Material supplied
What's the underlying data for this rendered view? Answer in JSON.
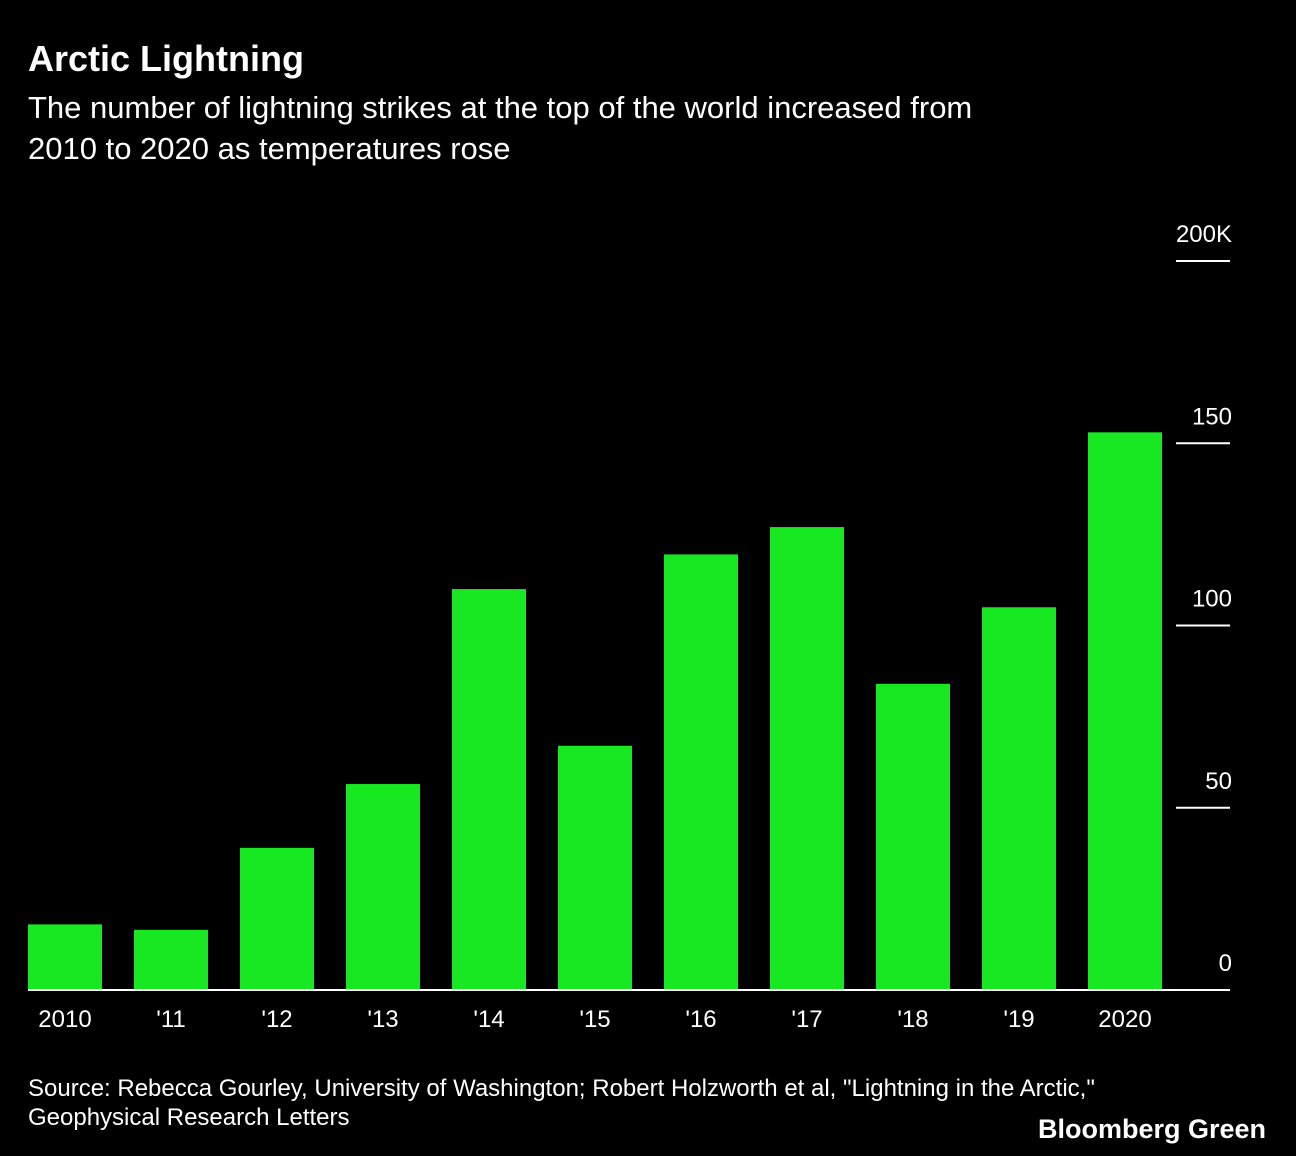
{
  "chart_data": {
    "type": "bar",
    "title": "Arctic Lightning",
    "subtitle": [
      "The number of lightning strikes at the top of the world increased from",
      "2010 to 2020 as temperatures rose"
    ],
    "categories": [
      "2010",
      "'11",
      "'12",
      "'13",
      "'14",
      "'15",
      "'16",
      "'17",
      "'18",
      "'19",
      "2020"
    ],
    "values": [
      18,
      16.5,
      39,
      56.5,
      110,
      67,
      119.5,
      127,
      84,
      105,
      153
    ],
    "color": "#17e822",
    "ylim": [
      0,
      200
    ],
    "yticks": [
      0,
      50,
      100,
      150,
      {
        "value": 200,
        "label": "200K"
      }
    ],
    "source": [
      "Source: Rebecca Gourley, University of Washington; Robert Holzworth et al, \"Lightning in the Arctic,\"",
      "Geophysical Research Letters"
    ],
    "branding": "Bloomberg Green"
  }
}
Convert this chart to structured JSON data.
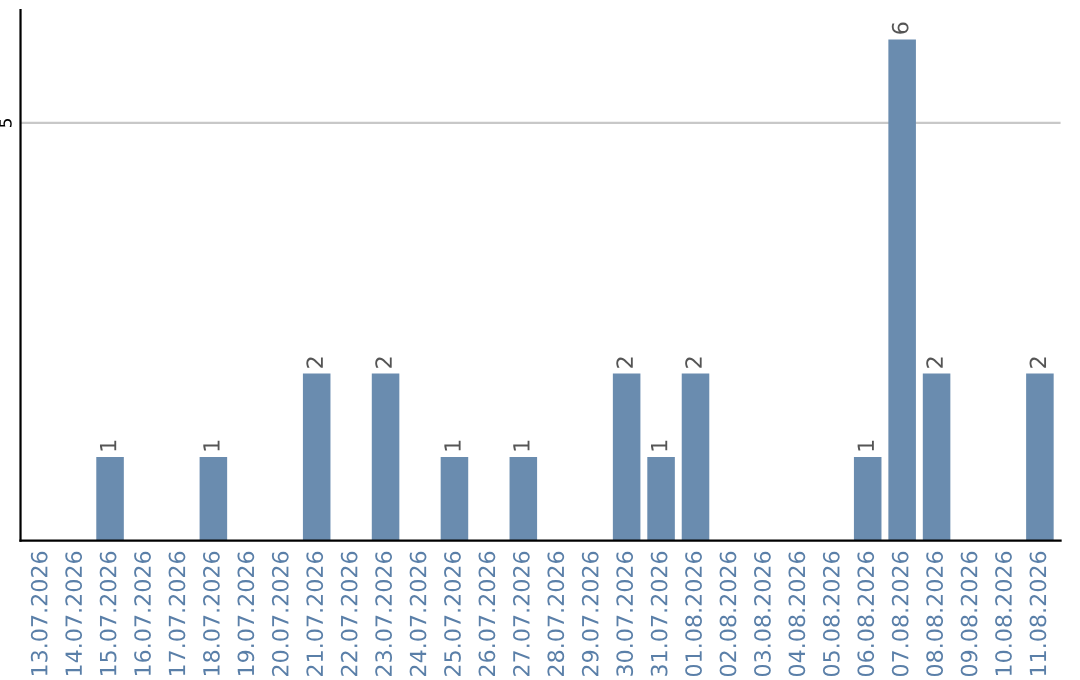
{
  "chart_data": {
    "type": "bar",
    "categories": [
      "13.07.2026",
      "14.07.2026",
      "15.07.2026",
      "16.07.2026",
      "17.07.2026",
      "18.07.2026",
      "19.07.2026",
      "20.07.2026",
      "21.07.2026",
      "22.07.2026",
      "23.07.2026",
      "24.07.2026",
      "25.07.2026",
      "26.07.2026",
      "27.07.2026",
      "28.07.2026",
      "29.07.2026",
      "30.07.2026",
      "31.07.2026",
      "01.08.2026",
      "02.08.2026",
      "03.08.2026",
      "04.08.2026",
      "05.08.2026",
      "06.08.2026",
      "07.08.2026",
      "08.08.2026",
      "09.08.2026",
      "10.08.2026",
      "11.08.2026"
    ],
    "values": [
      0,
      0,
      1,
      0,
      0,
      1,
      0,
      0,
      2,
      0,
      2,
      0,
      1,
      0,
      1,
      0,
      0,
      2,
      1,
      2,
      0,
      0,
      0,
      0,
      1,
      6,
      2,
      0,
      0,
      2
    ],
    "value_labels": [
      null,
      null,
      "1",
      null,
      null,
      "1",
      null,
      null,
      "2",
      null,
      "2",
      null,
      "1",
      null,
      "1",
      null,
      null,
      "2",
      "1",
      "2",
      null,
      null,
      null,
      null,
      "1",
      "6",
      "2",
      null,
      null,
      "2"
    ],
    "color": "#6a8caf",
    "ylim": [
      0,
      6.35
    ],
    "yticks": [
      5
    ],
    "grid": "y"
  }
}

Brief
Copy every record above exactly as written, but leave out the pictures.

Task response
What's the underlying data for this rendered view? Answer in JSON.
{
  "chart_data": {
    "type": "bar",
    "title": "Arctic Lightning",
    "subtitle": [
      "The number of lightning strikes at the top of the world increased from",
      "2010 to 2020 as temperatures rose"
    ],
    "categories": [
      "2010",
      "'11",
      "'12",
      "'13",
      "'14",
      "'15",
      "'16",
      "'17",
      "'18",
      "'19",
      "2020"
    ],
    "values": [
      18,
      16.5,
      39,
      56.5,
      110,
      67,
      119.5,
      127,
      84,
      105,
      153
    ],
    "color": "#17e822",
    "ylim": [
      0,
      200
    ],
    "yticks": [
      0,
      50,
      100,
      150,
      {
        "value": 200,
        "label": "200K"
      }
    ],
    "source": [
      "Source: Rebecca Gourley, University of Washington; Robert Holzworth et al, \"Lightning in the Arctic,\"",
      "Geophysical Research Letters"
    ],
    "branding": "Bloomberg Green"
  }
}
Convert this chart to structured JSON data.
{
  "chart_data": {
    "type": "bar",
    "categories": [
      "13.07.2026",
      "14.07.2026",
      "15.07.2026",
      "16.07.2026",
      "17.07.2026",
      "18.07.2026",
      "19.07.2026",
      "20.07.2026",
      "21.07.2026",
      "22.07.2026",
      "23.07.2026",
      "24.07.2026",
      "25.07.2026",
      "26.07.2026",
      "27.07.2026",
      "28.07.2026",
      "29.07.2026",
      "30.07.2026",
      "31.07.2026",
      "01.08.2026",
      "02.08.2026",
      "03.08.2026",
      "04.08.2026",
      "05.08.2026",
      "06.08.2026",
      "07.08.2026",
      "08.08.2026",
      "09.08.2026",
      "10.08.2026",
      "11.08.2026"
    ],
    "values": [
      0,
      0,
      1,
      0,
      0,
      1,
      0,
      0,
      2,
      0,
      2,
      0,
      1,
      0,
      1,
      0,
      0,
      2,
      1,
      2,
      0,
      0,
      0,
      0,
      1,
      6,
      2,
      0,
      0,
      2
    ],
    "value_labels": [
      null,
      null,
      "1",
      null,
      null,
      "1",
      null,
      null,
      "2",
      null,
      "2",
      null,
      "1",
      null,
      "1",
      null,
      null,
      "2",
      "1",
      "2",
      null,
      null,
      null,
      null,
      "1",
      "6",
      "2",
      null,
      null,
      "2"
    ],
    "color": "#6a8caf",
    "ylim": [
      0,
      6.35
    ],
    "yticks": [
      5
    ],
    "grid": "y"
  }
}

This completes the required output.